[Entries from a dataset]
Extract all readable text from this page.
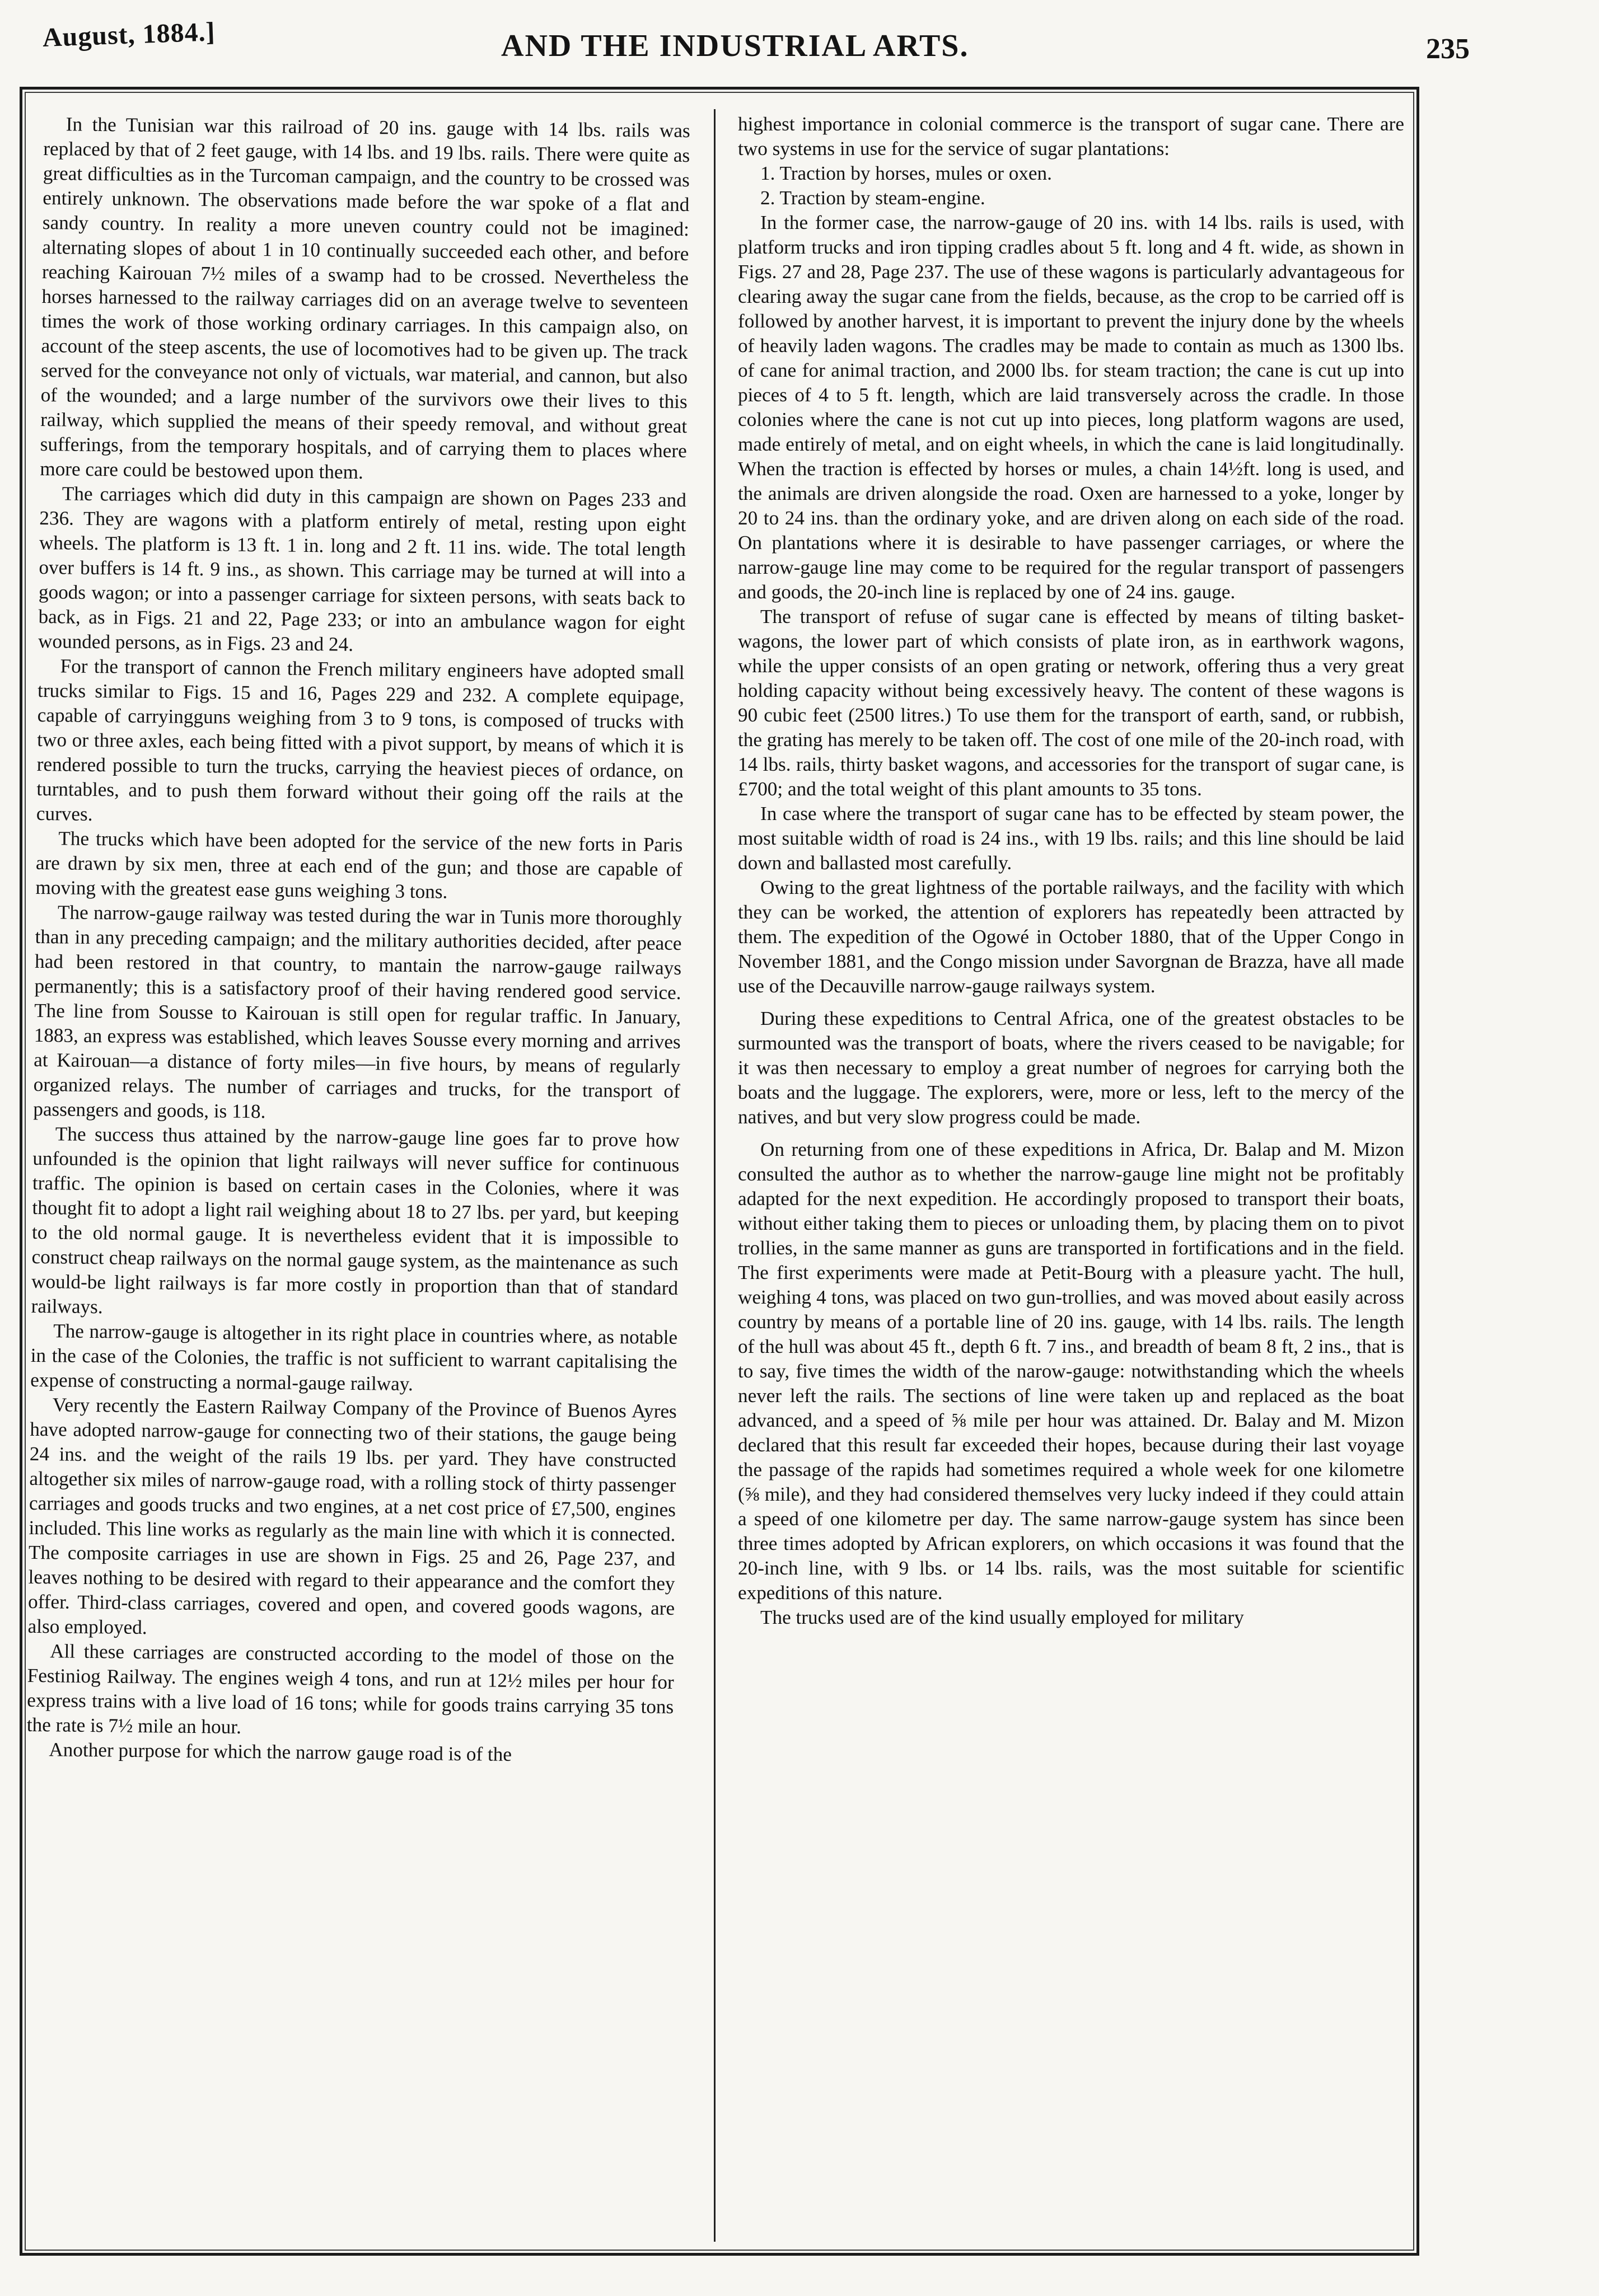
August, 1884.]	AND THE INDUSTRIAL ARTS.	235

In the Tunisian war this railroad of 20 ins. gauge with 14 lbs. rails was replaced by that of 2 feet gauge, with 14 lbs. and 19 lbs. rails. There were quite as great difficulties as in the Turcoman campaign, and the country to be crossed was entirely unknown. The observations made before the war spoke of a flat and sandy country. In reality a more uneven country could not be imagined: alternating slopes of about 1 in 10 continually succeeded each other, and before reaching Kairouan 7½ miles of a swamp had to be crossed. Nevertheless the horses harnessed to the railway carriages did on an average twelve to seventeen times the work of those working ordinary carriages. In this campaign also, on account of the steep ascents, the use of locomotives had to be given up. The track served for the conveyance not only of victuals, war material, and cannon, but also of the wounded; and a large number of the survivors owe their lives to this railway, which supplied the means of their speedy removal, and without great sufferings, from the temporary hospitals, and of carrying them to places where more care could be bestowed upon them.

The carriages which did duty in this campaign are shown on Pages 233 and 236. They are wagons with a platform entirely of metal, resting upon eight wheels. The platform is 13 ft. 1 in. long and 2 ft. 11 ins. wide. The total length over buffers is 14 ft. 9 ins., as shown. This carriage may be turned at will into a goods wagon; or into a passenger carriage for sixteen persons, with seats back to back, as in Figs. 21 and 22, Page 233; or into an ambulance wagon for eight wounded persons, as in Figs. 23 and 24.

For the transport of cannon the French military engineers have adopted small trucks similar to Figs. 15 and 16, Pages 229 and 232. A complete equipage, capable of carryingguns weighing from 3 to 9 tons, is composed of trucks with two or three axles, each being fitted with a pivot support, by means of which it is rendered possible to turn the trucks, carrying the heaviest pieces of ordance, on turntables, and to push them forward without their going off the rails at the curves.

The trucks which have been adopted for the service of the new forts in Paris are drawn by six men, three at each end of the gun; and those are capable of moving with the greatest ease guns weighing 3 tons.

The narrow-gauge railway was tested during the war in Tunis more thoroughly than in any preceding campaign; and the military authorities decided, after peace had been restored in that country, to mantain the narrow-gauge railways permanently; this is a satisfactory proof of their having rendered good service. The line from Sousse to Kairouan is still open for regular traffic. In January, 1883, an express was established, which leaves Sousse every morning and arrives at Kairouan—a distance of forty miles—in five hours, by means of regularly organized relays. The number of carriages and trucks, for the transport of passengers and goods, is 118.

The success thus attained by the narrow-gauge line goes far to prove how unfounded is the opinion that light railways will never suffice for continuous traffic. The opinion is based on certain cases in the Colonies, where it was thought fit to adopt a light rail weighing about 18 to 27 lbs. per yard, but keeping to the old normal gauge. It is nevertheless evident that it is impossible to construct cheap railways on the normal gauge system, as the maintenance as such would-be light railways is far more costly in proportion than that of standard railways.

The narrow-gauge is altogether in its right place in countries where, as notable in the case of the Colonies, the traffic is not sufficient to warrant capitalising the expense of constructing a normal-gauge railway.

Very recently the Eastern Railway Company of the Province of Buenos Ayres have adopted narrow-gauge for connecting two of their stations, the gauge being 24 ins. and the weight of the rails 19 lbs. per yard. They have constructed altogether six miles of narrow-gauge road, with a rolling stock of thirty passenger carriages and goods trucks and two engines, at a net cost price of £7,500, engines included. This line works as regularly as the main line with which it is connected. The composite carriages in use are shown in Figs. 25 and 26, Page 237, and leaves nothing to be desired with regard to their appearance and the comfort they offer. Third-class carriages, covered and open, and covered goods wagons, are also employed.

All these carriages are constructed according to the model of those on the Festiniog Railway. The engines weigh 4 tons, and run at 12½ miles per hour for express trains with a live load of 16 tons; while for goods trains carrying 35 tons the rate is 7½ mile an hour.

Another purpose for which the narrow gauge road is of the

highest importance in colonial commerce is the transport of sugar cane. There are two systems in use for the service of sugar plantations:

1. Traction by horses, mules or oxen.

2. Traction by steam-engine.

In the former case, the narrow-gauge of 20 ins. with 14 lbs. rails is used, with platform trucks and iron tipping cradles about 5 ft. long and 4 ft. wide, as shown in Figs. 27 and 28, Page 237. The use of these wagons is particularly advantageous for clearing away the sugar cane from the fields, because, as the crop to be carried off is followed by another harvest, it is important to prevent the injury done by the wheels of heavily laden wagons. The cradles may be made to contain as much as 1300 lbs. of cane for animal traction, and 2000 lbs. for steam traction; the cane is cut up into pieces of 4 to 5 ft. length, which are laid transversely across the cradle. In those colonies where the cane is not cut up into pieces, long platform wagons are used, made entirely of metal, and on eight wheels, in which the cane is laid longitudinally. When the traction is effected by horses or mules, a chain 14½ft. long is used, and the animals are driven alongside the road. Oxen are harnessed to a yoke, longer by 20 to 24 ins. than the ordinary yoke, and are driven along on each side of the road. On plantations where it is desirable to have passenger carriages, or where the narrow-gauge line may come to be required for the regular transport of passengers and goods, the 20-inch line is replaced by one of 24 ins. gauge.

The transport of refuse of sugar cane is effected by means of tilting basket-wagons, the lower part of which consists of plate iron, as in earthwork wagons, while the upper consists of an open grating or network, offering thus a very great holding capacity without being excessively heavy. The content of these wagons is 90 cubic feet (2500 litres.) To use them for the transport of earth, sand, or rubbish, the grating has merely to be taken off. The cost of one mile of the 20-inch road, with 14 lbs. rails, thirty basket wagons, and accessories for the transport of sugar cane, is £700; and the total weight of this plant amounts to 35 tons.

In case where the transport of sugar cane has to be effected by steam power, the most suitable width of road is 24 ins., with 19 lbs. rails; and this line should be laid down and ballasted most carefully.

Owing to the great lightness of the portable railways, and the facility with which they can be worked, the attention of explorers has repeatedly been attracted by them. The expedition of the Ogowé in October 1880, that of the Upper Congo in November 1881, and the Congo mission under Savorgnan de Brazza, have all made use of the Decauville narrow-gauge railways system.

During these expeditions to Central Africa, one of the greatest obstacles to be surmounted was the transport of boats, where the rivers ceased to be navigable; for it was then necessary to employ a great number of negroes for carrying both the boats and the luggage. The explorers, were, more or less, left to the mercy of the natives, and but very slow progress could be made.

On returning from one of these expeditions in Africa, Dr. Balap and M. Mizon consulted the author as to whether the narrow-gauge line might not be profitably adapted for the next expedition. He accordingly proposed to transport their boats, without either taking them to pieces or unloading them, by placing them on to pivot trollies, in the same manner as guns are transported in fortifications and in the field. The first experiments were made at Petit-Bourg with a pleasure yacht. The hull, weighing 4 tons, was placed on two gun-trollies, and was moved about easily across country by means of a portable line of 20 ins. gauge, with 14 lbs. rails. The length of the hull was about 45 ft., depth 6 ft. 7 ins., and breadth of beam 8 ft, 2 ins., that is to say, five times the width of the narow-gauge: notwithstanding which the wheels never left the rails. The sections of line were taken up and replaced as the boat advanced, and a speed of ⅝ mile per hour was attained. Dr. Balay and M. Mizon declared that this result far exceeded their hopes, because during their last voyage the passage of the rapids had sometimes required a whole week for one kilometre (⅝ mile), and they had considered themselves very lucky indeed if they could attain a speed of one kilometre per day. The same narrow-gauge system has since been three times adopted by African explorers, on which occasions it was found that the 20-inch line, with 9 lbs. or 14 lbs. rails, was the most suitable for scientific expeditions of this nature.

The trucks used are of the kind usually employed for military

Do this :: Write out the material above again, word for word, minus its pictures.

Expected answer ::
Extract all readable text from this page.
August, 1884.]	AND THE INDUSTRIAL ARTS.	235

In the Tunisian war this railroad of 20 ins. gauge with 14 lbs. rails was replaced by that of 2 feet gauge, with 14 lbs. and 19 lbs. rails. There were quite as great difficulties as in the Turcoman campaign, and the country to be crossed was entirely unknown. The observations made before the war spoke of a flat and sandy country. In reality a more uneven country could not be imagined: alternating slopes of about 1 in 10 continually succeeded each other, and before reaching Kairouan 7½ miles of a swamp had to be crossed. Nevertheless the horses harnessed to the railway carriages did on an average twelve to seventeen times the work of those working ordinary carriages. In this campaign also, on account of the steep ascents, the use of locomotives had to be given up. The track served for the conveyance not only of victuals, war material, and cannon, but also of the wounded; and a large number of the survivors owe their lives to this railway, which supplied the means of their speedy removal, and without great sufferings, from the temporary hospitals, and of carrying them to places where more care could be bestowed upon them.

The carriages which did duty in this campaign are shown on Pages 233 and 236. They are wagons with a platform entirely of metal, resting upon eight wheels. The platform is 13 ft. 1 in. long and 2 ft. 11 ins. wide. The total length over buffers is 14 ft. 9 ins., as shown. This carriage may be turned at will into a goods wagon; or into a passenger carriage for sixteen persons, with seats back to back, as in Figs. 21 and 22, Page 233; or into an ambulance wagon for eight wounded persons, as in Figs. 23 and 24.

For the transport of cannon the French military engineers have adopted small trucks similar to Figs. 15 and 16, Pages 229 and 232. A complete equipage, capable of carryingguns weighing from 3 to 9 tons, is composed of trucks with two or three axles, each being fitted with a pivot support, by means of which it is rendered possible to turn the trucks, carrying the heaviest pieces of ordance, on turntables, and to push them forward without their going off the rails at the curves.

The trucks which have been adopted for the service of the new forts in Paris are drawn by six men, three at each end of the gun; and those are capable of moving with the greatest ease guns weighing 3 tons.

The narrow-gauge railway was tested during the war in Tunis more thoroughly than in any preceding campaign; and the military authorities decided, after peace had been restored in that country, to mantain the narrow-gauge railways permanently; this is a satisfactory proof of their having rendered good service. The line from Sousse to Kairouan is still open for regular traffic. In January, 1883, an express was established, which leaves Sousse every morning and arrives at Kairouan—a distance of forty miles—in five hours, by means of regularly organized relays. The number of carriages and trucks, for the transport of passengers and goods, is 118.

The success thus attained by the narrow-gauge line goes far to prove how unfounded is the opinion that light railways will never suffice for continuous traffic. The opinion is based on certain cases in the Colonies, where it was thought fit to adopt a light rail weighing about 18 to 27 lbs. per yard, but keeping to the old normal gauge. It is nevertheless evident that it is impossible to construct cheap railways on the normal gauge system, as the maintenance as such would-be light railways is far more costly in proportion than that of standard railways.

The narrow-gauge is altogether in its right place in countries where, as notable in the case of the Colonies, the traffic is not sufficient to warrant capitalising the expense of constructing a normal-gauge railway.

Very recently the Eastern Railway Company of the Province of Buenos Ayres have adopted narrow-gauge for connecting two of their stations, the gauge being 24 ins. and the weight of the rails 19 lbs. per yard. They have constructed altogether six miles of narrow-gauge road, with a rolling stock of thirty passenger carriages and goods trucks and two engines, at a net cost price of £7,500, engines included. This line works as regularly as the main line with which it is connected. The composite carriages in use are shown in Figs. 25 and 26, Page 237, and leaves nothing to be desired with regard to their appearance and the comfort they offer. Third-class carriages, covered and open, and covered goods wagons, are also employed.

All these carriages are constructed according to the model of those on the Festiniog Railway. The engines weigh 4 tons, and run at 12½ miles per hour for express trains with a live load of 16 tons; while for goods trains carrying 35 tons the rate is 7½ mile an hour.

Another purpose for which the narrow gauge road is of the

highest importance in colonial commerce is the transport of sugar cane. There are two systems in use for the service of sugar plantations:

1. Traction by horses, mules or oxen.

2. Traction by steam-engine.

In the former case, the narrow-gauge of 20 ins. with 14 lbs. rails is used, with platform trucks and iron tipping cradles about 5 ft. long and 4 ft. wide, as shown in Figs. 27 and 28, Page 237. The use of these wagons is particularly advantageous for clearing away the sugar cane from the fields, because, as the crop to be carried off is followed by another harvest, it is important to prevent the injury done by the wheels of heavily laden wagons. The cradles may be made to contain as much as 1300 lbs. of cane for animal traction, and 2000 lbs. for steam traction; the cane is cut up into pieces of 4 to 5 ft. length, which are laid transversely across the cradle. In those colonies where the cane is not cut up into pieces, long platform wagons are used, made entirely of metal, and on eight wheels, in which the cane is laid longitudinally. When the traction is effected by horses or mules, a chain 14½ft. long is used, and the animals are driven alongside the road. Oxen are harnessed to a yoke, longer by 20 to 24 ins. than the ordinary yoke, and are driven along on each side of the road. On plantations where it is desirable to have passenger carriages, or where the narrow-gauge line may come to be required for the regular transport of passengers and goods, the 20-inch line is replaced by one of 24 ins. gauge.

The transport of refuse of sugar cane is effected by means of tilting basket-wagons, the lower part of which consists of plate iron, as in earthwork wagons, while the upper consists of an open grating or network, offering thus a very great holding capacity without being excessively heavy. The content of these wagons is 90 cubic feet (2500 litres.) To use them for the transport of earth, sand, or rubbish, the grating has merely to be taken off. The cost of one mile of the 20-inch road, with 14 lbs. rails, thirty basket wagons, and accessories for the transport of sugar cane, is £700; and the total weight of this plant amounts to 35 tons.

In case where the transport of sugar cane has to be effected by steam power, the most suitable width of road is 24 ins., with 19 lbs. rails; and this line should be laid down and ballasted most carefully.

Owing to the great lightness of the portable railways, and the facility with which they can be worked, the attention of explorers has repeatedly been attracted by them. The expedition of the Ogowé in October 1880, that of the Upper Congo in November 1881, and the Congo mission under Savorgnan de Brazza, have all made use of the Decauville narrow-gauge railways system.

During these expeditions to Central Africa, one of the greatest obstacles to be surmounted was the transport of boats, where the rivers ceased to be navigable; for it was then necessary to employ a great number of negroes for carrying both the boats and the luggage. The explorers, were, more or less, left to the mercy of the natives, and but very slow progress could be made.

On returning from one of these expeditions in Africa, Dr. Balap and M. Mizon consulted the author as to whether the narrow-gauge line might not be profitably adapted for the next expedition. He accordingly proposed to transport their boats, without either taking them to pieces or unloading them, by placing them on to pivot trollies, in the same manner as guns are transported in fortifications and in the field. The first experiments were made at Petit-Bourg with a pleasure yacht. The hull, weighing 4 tons, was placed on two gun-trollies, and was moved about easily across country by means of a portable line of 20 ins. gauge, with 14 lbs. rails. The length of the hull was about 45 ft., depth 6 ft. 7 ins., and breadth of beam 8 ft, 2 ins., that is to say, five times the width of the narow-gauge: notwithstanding which the wheels never left the rails. The sections of line were taken up and replaced as the boat advanced, and a speed of ⅝ mile per hour was attained. Dr. Balay and M. Mizon declared that this result far exceeded their hopes, because during their last voyage the passage of the rapids had sometimes required a whole week for one kilometre (⅝ mile), and they had considered themselves very lucky indeed if they could attain a speed of one kilometre per day. The same narrow-gauge system has since been three times adopted by African explorers, on which occasions it was found that the 20-inch line, with 9 lbs. or 14 lbs. rails, was the most suitable for scientific expeditions of this nature.

The trucks used are of the kind usually employed for military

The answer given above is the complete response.